WRITTEN TASK -
Copy the material that follows word for word and omit its pictures.

====

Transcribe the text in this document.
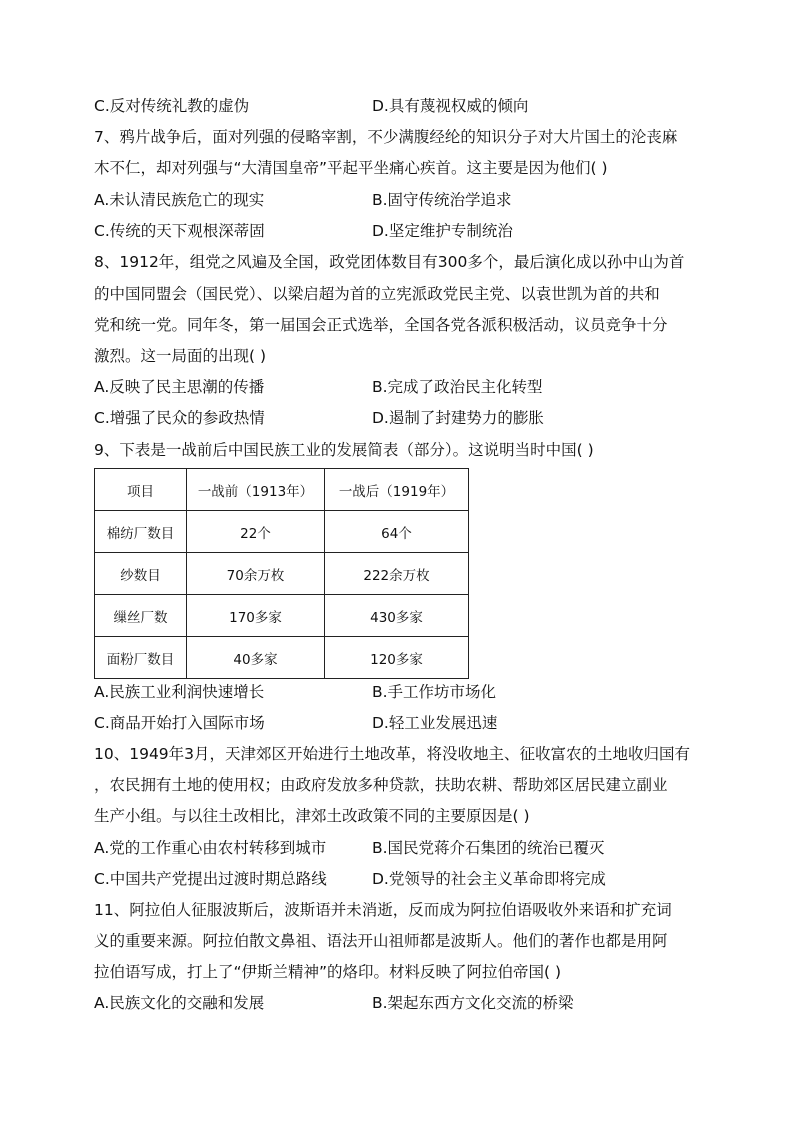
C.反对传统礼教的虚伪	D.具有蔑视权威的倾向
7、鸦片战争后，面对列强的侵略宰割，不少满腹经纶的知识分子对大片国土的沦丧麻
木不仁，却对列强与“大清国皇帝”平起平坐痛心疾首。这主要是因为他们( )
A.未认清民族危亡的现实	B.固守传统治学追求
C.传统的天下观根深蒂固	D.坚定维护专制统治
8、1912年，组党之风遍及全国，政党团体数目有300多个，最后演化成以孙中山为首
的中国同盟会（国民党）、以梁启超为首的立宪派政党民主党、以袁世凯为首的共和
党和统一党。同年冬，第一届国会正式选举，全国各党各派积极活动，议员竞争十分
激烈。这一局面的出现( )
A.反映了民主思潮的传播	B.完成了政治民主化转型
C.增强了民众的参政热情	D.遏制了封建势力的膨胀
9、下表是一战前后中国民族工业的发展简表（部分）。这说明当时中国( )
项目	一战前（1913年）	一战后（1919年）
棉纺厂数目	22个	64个
纱数目	70余万枚	222余万枚
缫丝厂数	170多家	430多家
面粉厂数目	40多家	120多家
A.民族工业利润快速增长	B.手工作坊市场化
C.商品开始打入国际市场	D.轻工业发展迅速
10、1949年3月，天津郊区开始进行土地改革，将没收地主、征收富农的土地收归国有
，农民拥有土地的使用权；由政府发放多种贷款，扶助农耕、帮助郊区居民建立副业
生产小组。与以往土改相比，津郊土改政策不同的主要原因是( )
A.党的工作重心由农村转移到城市	B.国民党蒋介石集团的统治已覆灭
C.中国共产党提出过渡时期总路线	D.党领导的社会主义革命即将完成
11、阿拉伯人征服波斯后，波斯语并未消逝，反而成为阿拉伯语吸收外来语和扩充词
义的重要来源。阿拉伯散文鼻祖、语法开山祖师都是波斯人。他们的著作也都是用阿
拉伯语写成，打上了“伊斯兰精神”的烙印。材料反映了阿拉伯帝国( )
A.民族文化的交融和发展	B.架起东西方文化交流的桥梁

====

ANSWER BELOW -
Transcribe the text in this document.
C.反对传统礼教的虚伪	D.具有蔑视权威的倾向
7、鸦片战争后，面对列强的侵略宰割，不少满腹经纶的知识分子对大片国土的沦丧麻
木不仁，却对列强与“大清国皇帝”平起平坐痛心疾首。这主要是因为他们( )
A.未认清民族危亡的现实	B.固守传统治学追求
C.传统的天下观根深蒂固	D.坚定维护专制统治
8、1912年，组党之风遍及全国，政党团体数目有300多个，最后演化成以孙中山为首
的中国同盟会（国民党）、以梁启超为首的立宪派政党民主党、以袁世凯为首的共和
党和统一党。同年冬，第一届国会正式选举，全国各党各派积极活动，议员竞争十分
激烈。这一局面的出现( )
A.反映了民主思潮的传播	B.完成了政治民主化转型
C.增强了民众的参政热情	D.遏制了封建势力的膨胀
9、下表是一战前后中国民族工业的发展简表（部分）。这说明当时中国( )
项目	一战前（1913年）	一战后（1919年）
棉纺厂数目	22个	64个
纱数目	70余万枚	222余万枚
缫丝厂数	170多家	430多家
面粉厂数目	40多家	120多家
A.民族工业利润快速增长	B.手工作坊市场化
C.商品开始打入国际市场	D.轻工业发展迅速
10、1949年3月，天津郊区开始进行土地改革，将没收地主、征收富农的土地收归国有
，农民拥有土地的使用权；由政府发放多种贷款，扶助农耕、帮助郊区居民建立副业
生产小组。与以往土改相比，津郊土改政策不同的主要原因是( )
A.党的工作重心由农村转移到城市	B.国民党蒋介石集团的统治已覆灭
C.中国共产党提出过渡时期总路线	D.党领导的社会主义革命即将完成
11、阿拉伯人征服波斯后，波斯语并未消逝，反而成为阿拉伯语吸收外来语和扩充词
义的重要来源。阿拉伯散文鼻祖、语法开山祖师都是波斯人。他们的著作也都是用阿
拉伯语写成，打上了“伊斯兰精神”的烙印。材料反映了阿拉伯帝国( )
A.民族文化的交融和发展	B.架起东西方文化交流的桥梁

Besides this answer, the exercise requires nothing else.